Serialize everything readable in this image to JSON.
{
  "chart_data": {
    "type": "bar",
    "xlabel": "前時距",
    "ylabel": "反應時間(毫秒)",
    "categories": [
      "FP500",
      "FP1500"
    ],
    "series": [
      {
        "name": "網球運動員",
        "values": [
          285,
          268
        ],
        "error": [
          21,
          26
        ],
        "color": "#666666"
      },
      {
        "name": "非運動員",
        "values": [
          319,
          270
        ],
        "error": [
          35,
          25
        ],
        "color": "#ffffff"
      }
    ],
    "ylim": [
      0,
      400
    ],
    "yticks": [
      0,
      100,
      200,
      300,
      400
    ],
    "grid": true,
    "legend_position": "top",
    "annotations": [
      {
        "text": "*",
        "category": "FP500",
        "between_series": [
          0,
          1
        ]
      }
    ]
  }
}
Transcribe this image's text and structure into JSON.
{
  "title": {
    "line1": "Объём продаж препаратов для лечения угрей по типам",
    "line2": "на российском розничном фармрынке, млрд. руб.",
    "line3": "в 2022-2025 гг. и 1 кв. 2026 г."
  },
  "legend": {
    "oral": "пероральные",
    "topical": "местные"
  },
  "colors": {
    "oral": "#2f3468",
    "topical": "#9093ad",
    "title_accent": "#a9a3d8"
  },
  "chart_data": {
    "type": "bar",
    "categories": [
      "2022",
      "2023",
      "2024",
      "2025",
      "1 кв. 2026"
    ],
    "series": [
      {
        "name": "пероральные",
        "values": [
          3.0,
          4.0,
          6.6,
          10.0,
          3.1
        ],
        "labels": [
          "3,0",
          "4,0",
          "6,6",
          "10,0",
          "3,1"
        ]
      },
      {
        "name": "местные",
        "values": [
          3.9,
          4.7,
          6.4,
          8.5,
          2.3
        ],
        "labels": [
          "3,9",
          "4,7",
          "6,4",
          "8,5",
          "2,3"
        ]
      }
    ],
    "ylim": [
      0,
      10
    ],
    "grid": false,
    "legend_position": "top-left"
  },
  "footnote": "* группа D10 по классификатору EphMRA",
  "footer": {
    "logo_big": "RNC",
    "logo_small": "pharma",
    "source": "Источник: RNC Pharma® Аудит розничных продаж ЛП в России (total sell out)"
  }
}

Requirement:
Take every line from the records above that has the word "JSON" and copy it.

Written answer:
Serialize everything readable in this image to JSON.
Transcribe this image's text and structure into JSON.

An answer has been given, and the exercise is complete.